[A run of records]
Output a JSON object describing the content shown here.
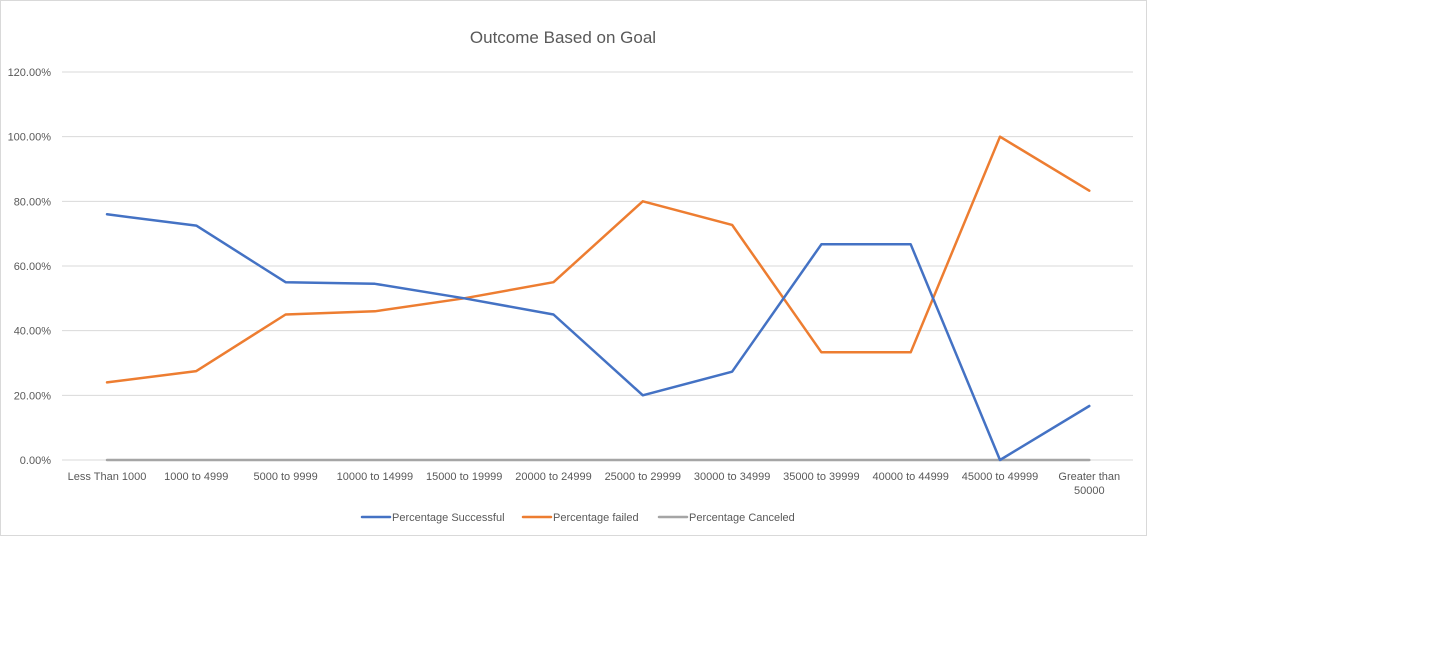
{
  "chart_data": {
    "type": "line",
    "title": "Outcome Based on Goal",
    "xlabel": "",
    "ylabel": "",
    "categories": [
      "Less Than 1000",
      "1000 to 4999",
      "5000 to 9999",
      "10000 to 14999",
      "15000 to 19999",
      "20000 to 24999",
      "25000 to 29999",
      "30000 to 34999",
      "35000 to 39999",
      "40000 to 44999",
      "45000 to 49999",
      "Greater than 50000"
    ],
    "y_ticks": [
      "0.00%",
      "20.00%",
      "40.00%",
      "60.00%",
      "80.00%",
      "100.00%",
      "120.00%"
    ],
    "ylim": [
      0,
      1.2
    ],
    "grid": true,
    "legend_position": "bottom",
    "series": [
      {
        "name": "Percentage Successful",
        "color": "#4472C4",
        "values": [
          0.76,
          0.725,
          0.55,
          0.545,
          0.5,
          0.45,
          0.2,
          0.273,
          0.667,
          0.667,
          0.0,
          0.167
        ]
      },
      {
        "name": "Percentage failed",
        "color": "#ED7D31",
        "values": [
          0.24,
          0.275,
          0.45,
          0.46,
          0.5,
          0.55,
          0.8,
          0.727,
          0.333,
          0.333,
          1.0,
          0.833
        ]
      },
      {
        "name": "Percentage Canceled",
        "color": "#A5A5A5",
        "values": [
          0,
          0,
          0,
          0,
          0,
          0,
          0,
          0,
          0,
          0,
          0,
          0
        ]
      }
    ]
  }
}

Task objective
Transcribe the whole listing exactly. Pictures stay out of your copy.

Exercise output
Output a JSON object describing the content shown here.
{
  "chart_data": {
    "type": "line",
    "title": "Outcome Based on Goal",
    "xlabel": "",
    "ylabel": "",
    "categories": [
      "Less Than 1000",
      "1000 to 4999",
      "5000 to 9999",
      "10000 to 14999",
      "15000 to 19999",
      "20000 to 24999",
      "25000 to 29999",
      "30000 to 34999",
      "35000 to 39999",
      "40000 to 44999",
      "45000 to 49999",
      "Greater than 50000"
    ],
    "y_ticks": [
      "0.00%",
      "20.00%",
      "40.00%",
      "60.00%",
      "80.00%",
      "100.00%",
      "120.00%"
    ],
    "ylim": [
      0,
      1.2
    ],
    "grid": true,
    "legend_position": "bottom",
    "series": [
      {
        "name": "Percentage Successful",
        "color": "#4472C4",
        "values": [
          0.76,
          0.725,
          0.55,
          0.545,
          0.5,
          0.45,
          0.2,
          0.273,
          0.667,
          0.667,
          0.0,
          0.167
        ]
      },
      {
        "name": "Percentage failed",
        "color": "#ED7D31",
        "values": [
          0.24,
          0.275,
          0.45,
          0.46,
          0.5,
          0.55,
          0.8,
          0.727,
          0.333,
          0.333,
          1.0,
          0.833
        ]
      },
      {
        "name": "Percentage Canceled",
        "color": "#A5A5A5",
        "values": [
          0,
          0,
          0,
          0,
          0,
          0,
          0,
          0,
          0,
          0,
          0,
          0
        ]
      }
    ]
  }
}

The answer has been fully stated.